__YOUR GOAL__
State how many lines of the entries include the string "nuclei", please, leaving out everything but the number.

···

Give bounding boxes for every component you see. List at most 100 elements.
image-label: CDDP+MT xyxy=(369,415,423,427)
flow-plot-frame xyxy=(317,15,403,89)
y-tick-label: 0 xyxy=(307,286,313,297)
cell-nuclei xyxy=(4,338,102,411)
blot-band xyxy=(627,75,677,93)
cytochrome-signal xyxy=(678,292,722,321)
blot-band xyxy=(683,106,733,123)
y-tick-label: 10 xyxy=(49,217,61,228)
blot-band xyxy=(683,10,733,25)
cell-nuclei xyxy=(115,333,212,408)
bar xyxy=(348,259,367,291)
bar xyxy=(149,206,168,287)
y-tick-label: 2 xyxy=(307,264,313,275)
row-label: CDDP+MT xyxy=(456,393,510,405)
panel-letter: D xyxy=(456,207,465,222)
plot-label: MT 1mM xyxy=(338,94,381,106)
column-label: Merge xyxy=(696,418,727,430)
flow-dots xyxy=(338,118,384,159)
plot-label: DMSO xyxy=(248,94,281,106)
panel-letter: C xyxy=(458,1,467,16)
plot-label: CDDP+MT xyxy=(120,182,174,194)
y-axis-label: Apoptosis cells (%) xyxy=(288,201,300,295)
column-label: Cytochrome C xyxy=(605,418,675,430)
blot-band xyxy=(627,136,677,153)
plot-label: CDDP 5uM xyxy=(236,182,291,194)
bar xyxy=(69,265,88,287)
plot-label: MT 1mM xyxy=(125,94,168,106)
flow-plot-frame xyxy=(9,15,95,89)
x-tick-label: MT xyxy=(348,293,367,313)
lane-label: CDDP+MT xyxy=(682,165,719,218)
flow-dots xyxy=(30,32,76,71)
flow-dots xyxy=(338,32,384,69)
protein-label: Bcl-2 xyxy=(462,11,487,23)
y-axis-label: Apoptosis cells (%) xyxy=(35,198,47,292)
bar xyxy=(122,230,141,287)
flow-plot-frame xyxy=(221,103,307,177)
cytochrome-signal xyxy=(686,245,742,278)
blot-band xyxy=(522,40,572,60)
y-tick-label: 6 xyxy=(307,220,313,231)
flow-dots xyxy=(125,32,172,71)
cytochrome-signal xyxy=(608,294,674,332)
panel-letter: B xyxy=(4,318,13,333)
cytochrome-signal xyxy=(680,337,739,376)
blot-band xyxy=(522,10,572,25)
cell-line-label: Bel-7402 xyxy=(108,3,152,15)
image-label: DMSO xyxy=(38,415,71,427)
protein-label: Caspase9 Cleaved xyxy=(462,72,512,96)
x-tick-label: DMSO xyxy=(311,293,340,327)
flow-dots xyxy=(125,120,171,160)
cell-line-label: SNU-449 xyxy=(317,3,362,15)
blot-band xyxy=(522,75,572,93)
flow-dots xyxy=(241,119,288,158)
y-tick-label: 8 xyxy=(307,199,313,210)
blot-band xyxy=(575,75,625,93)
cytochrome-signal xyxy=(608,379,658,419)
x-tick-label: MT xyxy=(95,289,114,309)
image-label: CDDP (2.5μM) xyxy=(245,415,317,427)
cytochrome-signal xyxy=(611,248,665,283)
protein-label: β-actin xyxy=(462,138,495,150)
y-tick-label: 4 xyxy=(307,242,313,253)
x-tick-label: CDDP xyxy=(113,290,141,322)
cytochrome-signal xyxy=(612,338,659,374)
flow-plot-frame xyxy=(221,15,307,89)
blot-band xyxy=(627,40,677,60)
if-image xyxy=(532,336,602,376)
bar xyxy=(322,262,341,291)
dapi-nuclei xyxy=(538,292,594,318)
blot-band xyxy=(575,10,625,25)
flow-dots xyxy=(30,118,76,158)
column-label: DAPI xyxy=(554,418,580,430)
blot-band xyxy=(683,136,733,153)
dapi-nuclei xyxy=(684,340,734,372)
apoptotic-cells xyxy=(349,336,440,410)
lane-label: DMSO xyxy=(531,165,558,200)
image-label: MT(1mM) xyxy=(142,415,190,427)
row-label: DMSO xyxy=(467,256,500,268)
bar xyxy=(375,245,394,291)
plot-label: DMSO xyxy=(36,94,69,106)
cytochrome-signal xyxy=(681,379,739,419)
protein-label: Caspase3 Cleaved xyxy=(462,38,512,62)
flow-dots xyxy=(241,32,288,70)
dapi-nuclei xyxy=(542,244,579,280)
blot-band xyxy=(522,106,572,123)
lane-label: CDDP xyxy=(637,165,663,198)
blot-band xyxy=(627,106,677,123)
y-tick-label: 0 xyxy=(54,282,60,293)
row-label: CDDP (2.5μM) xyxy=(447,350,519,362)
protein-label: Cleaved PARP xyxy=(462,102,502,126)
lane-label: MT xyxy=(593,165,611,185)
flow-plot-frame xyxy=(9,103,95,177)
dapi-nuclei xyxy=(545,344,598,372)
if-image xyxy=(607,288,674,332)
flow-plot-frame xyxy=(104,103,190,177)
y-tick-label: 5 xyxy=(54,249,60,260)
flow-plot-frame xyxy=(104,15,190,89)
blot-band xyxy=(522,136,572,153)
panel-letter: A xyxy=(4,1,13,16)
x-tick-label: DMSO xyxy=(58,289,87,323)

···

__REPLY TO THE EXERCISE__
6